REQUIREMENTS -> Keep only the lines of the data below that contain "knihy", and copy them.
== DATA SHOWN
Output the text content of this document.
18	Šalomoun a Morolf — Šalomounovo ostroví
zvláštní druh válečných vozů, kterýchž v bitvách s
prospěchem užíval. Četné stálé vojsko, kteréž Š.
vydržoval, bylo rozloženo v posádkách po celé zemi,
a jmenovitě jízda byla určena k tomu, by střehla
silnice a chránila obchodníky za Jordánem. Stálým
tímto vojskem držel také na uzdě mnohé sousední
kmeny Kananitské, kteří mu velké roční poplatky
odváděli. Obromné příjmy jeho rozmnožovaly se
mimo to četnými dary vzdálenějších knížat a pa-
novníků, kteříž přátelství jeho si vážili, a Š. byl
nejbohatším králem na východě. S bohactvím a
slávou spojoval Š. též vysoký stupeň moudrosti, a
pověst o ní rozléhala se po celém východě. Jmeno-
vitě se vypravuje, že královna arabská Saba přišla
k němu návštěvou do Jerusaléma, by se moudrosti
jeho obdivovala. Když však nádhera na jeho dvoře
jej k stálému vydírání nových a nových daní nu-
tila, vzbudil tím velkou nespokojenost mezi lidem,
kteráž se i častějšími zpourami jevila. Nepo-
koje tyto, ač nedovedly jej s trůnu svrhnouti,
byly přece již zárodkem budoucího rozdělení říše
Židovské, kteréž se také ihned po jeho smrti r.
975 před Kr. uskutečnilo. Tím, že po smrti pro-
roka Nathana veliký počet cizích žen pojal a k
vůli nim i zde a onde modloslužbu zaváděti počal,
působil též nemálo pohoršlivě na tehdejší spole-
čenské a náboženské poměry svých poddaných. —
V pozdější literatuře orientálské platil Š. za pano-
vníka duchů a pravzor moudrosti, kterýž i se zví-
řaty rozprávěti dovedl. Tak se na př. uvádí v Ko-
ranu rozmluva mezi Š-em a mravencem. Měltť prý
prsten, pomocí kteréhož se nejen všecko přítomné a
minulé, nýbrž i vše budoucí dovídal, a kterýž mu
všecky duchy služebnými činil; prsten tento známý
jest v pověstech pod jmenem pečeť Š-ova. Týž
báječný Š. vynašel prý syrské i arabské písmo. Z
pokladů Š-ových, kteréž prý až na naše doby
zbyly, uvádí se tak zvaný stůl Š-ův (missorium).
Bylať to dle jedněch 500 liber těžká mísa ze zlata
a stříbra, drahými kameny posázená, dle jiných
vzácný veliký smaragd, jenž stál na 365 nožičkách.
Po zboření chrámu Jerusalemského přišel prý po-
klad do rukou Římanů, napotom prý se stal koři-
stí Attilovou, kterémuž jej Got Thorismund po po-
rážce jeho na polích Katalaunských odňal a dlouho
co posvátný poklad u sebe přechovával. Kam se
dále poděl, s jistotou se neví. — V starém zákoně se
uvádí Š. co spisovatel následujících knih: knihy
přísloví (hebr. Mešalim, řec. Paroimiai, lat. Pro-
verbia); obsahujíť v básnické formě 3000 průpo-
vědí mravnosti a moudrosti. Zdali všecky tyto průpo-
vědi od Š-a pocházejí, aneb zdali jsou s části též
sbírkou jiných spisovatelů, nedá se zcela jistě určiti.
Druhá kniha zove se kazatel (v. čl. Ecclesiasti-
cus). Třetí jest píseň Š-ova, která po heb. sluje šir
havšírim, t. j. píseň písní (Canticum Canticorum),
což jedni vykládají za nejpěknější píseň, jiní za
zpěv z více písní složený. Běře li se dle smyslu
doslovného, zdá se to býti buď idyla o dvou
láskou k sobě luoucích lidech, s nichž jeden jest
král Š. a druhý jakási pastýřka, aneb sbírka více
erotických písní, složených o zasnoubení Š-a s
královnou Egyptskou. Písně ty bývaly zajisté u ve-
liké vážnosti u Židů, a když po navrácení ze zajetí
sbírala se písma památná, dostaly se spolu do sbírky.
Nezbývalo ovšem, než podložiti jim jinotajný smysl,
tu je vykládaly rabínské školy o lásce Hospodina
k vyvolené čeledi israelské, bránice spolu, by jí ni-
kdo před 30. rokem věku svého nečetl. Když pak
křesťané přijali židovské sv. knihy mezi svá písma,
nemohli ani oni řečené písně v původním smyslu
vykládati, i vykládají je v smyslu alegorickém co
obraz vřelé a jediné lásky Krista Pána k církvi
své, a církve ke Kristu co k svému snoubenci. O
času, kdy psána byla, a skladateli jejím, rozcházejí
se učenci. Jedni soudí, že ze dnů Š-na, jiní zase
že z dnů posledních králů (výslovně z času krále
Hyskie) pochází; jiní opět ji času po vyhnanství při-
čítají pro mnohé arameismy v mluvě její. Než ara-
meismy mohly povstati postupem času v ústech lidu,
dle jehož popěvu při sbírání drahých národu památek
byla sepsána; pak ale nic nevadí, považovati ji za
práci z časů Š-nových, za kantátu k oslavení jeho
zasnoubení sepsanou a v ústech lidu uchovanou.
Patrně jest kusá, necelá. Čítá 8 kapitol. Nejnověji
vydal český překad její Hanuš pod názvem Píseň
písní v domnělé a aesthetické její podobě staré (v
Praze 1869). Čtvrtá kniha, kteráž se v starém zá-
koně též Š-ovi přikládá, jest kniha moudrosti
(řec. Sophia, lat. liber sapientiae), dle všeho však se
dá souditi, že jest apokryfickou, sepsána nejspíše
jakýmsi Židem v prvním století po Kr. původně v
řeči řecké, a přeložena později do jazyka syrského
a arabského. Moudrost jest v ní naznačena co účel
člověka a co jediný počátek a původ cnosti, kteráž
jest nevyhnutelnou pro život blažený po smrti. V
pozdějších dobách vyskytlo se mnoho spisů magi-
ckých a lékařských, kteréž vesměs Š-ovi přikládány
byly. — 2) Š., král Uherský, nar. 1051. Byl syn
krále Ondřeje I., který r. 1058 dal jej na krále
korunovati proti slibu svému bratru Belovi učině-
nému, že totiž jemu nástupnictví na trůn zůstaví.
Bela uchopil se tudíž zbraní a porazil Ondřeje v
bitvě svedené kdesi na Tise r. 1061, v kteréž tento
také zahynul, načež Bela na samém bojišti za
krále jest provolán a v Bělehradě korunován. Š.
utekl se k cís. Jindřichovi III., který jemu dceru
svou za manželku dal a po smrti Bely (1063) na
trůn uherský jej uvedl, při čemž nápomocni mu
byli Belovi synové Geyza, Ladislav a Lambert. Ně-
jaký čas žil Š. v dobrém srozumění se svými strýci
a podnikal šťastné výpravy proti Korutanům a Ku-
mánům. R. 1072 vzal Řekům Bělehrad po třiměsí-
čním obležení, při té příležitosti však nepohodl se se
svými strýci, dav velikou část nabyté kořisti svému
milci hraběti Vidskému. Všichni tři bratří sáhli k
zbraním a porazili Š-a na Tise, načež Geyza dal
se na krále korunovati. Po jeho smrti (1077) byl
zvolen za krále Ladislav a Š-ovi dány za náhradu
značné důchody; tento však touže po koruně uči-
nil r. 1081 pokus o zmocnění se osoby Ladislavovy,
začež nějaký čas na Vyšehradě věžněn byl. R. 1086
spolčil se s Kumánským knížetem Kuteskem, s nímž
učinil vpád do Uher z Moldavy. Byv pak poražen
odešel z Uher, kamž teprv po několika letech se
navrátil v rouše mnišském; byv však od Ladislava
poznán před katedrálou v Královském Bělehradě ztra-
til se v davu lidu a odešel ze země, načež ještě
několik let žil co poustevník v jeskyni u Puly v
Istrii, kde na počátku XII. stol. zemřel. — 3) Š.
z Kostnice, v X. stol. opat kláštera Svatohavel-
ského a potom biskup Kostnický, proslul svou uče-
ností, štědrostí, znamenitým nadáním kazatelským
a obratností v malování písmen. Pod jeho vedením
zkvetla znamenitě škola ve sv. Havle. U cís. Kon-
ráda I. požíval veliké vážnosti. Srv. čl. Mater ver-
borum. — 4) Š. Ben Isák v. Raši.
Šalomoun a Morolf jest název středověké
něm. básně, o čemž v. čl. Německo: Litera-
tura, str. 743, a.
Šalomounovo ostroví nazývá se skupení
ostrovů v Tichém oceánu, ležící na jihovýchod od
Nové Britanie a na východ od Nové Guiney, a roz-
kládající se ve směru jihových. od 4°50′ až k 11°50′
====
EXPECTED ANSWER ->
uvádí Š. co spisovatel následujících knih: knihy
křesťané přijali židovské sv. knihy mezi svá písma,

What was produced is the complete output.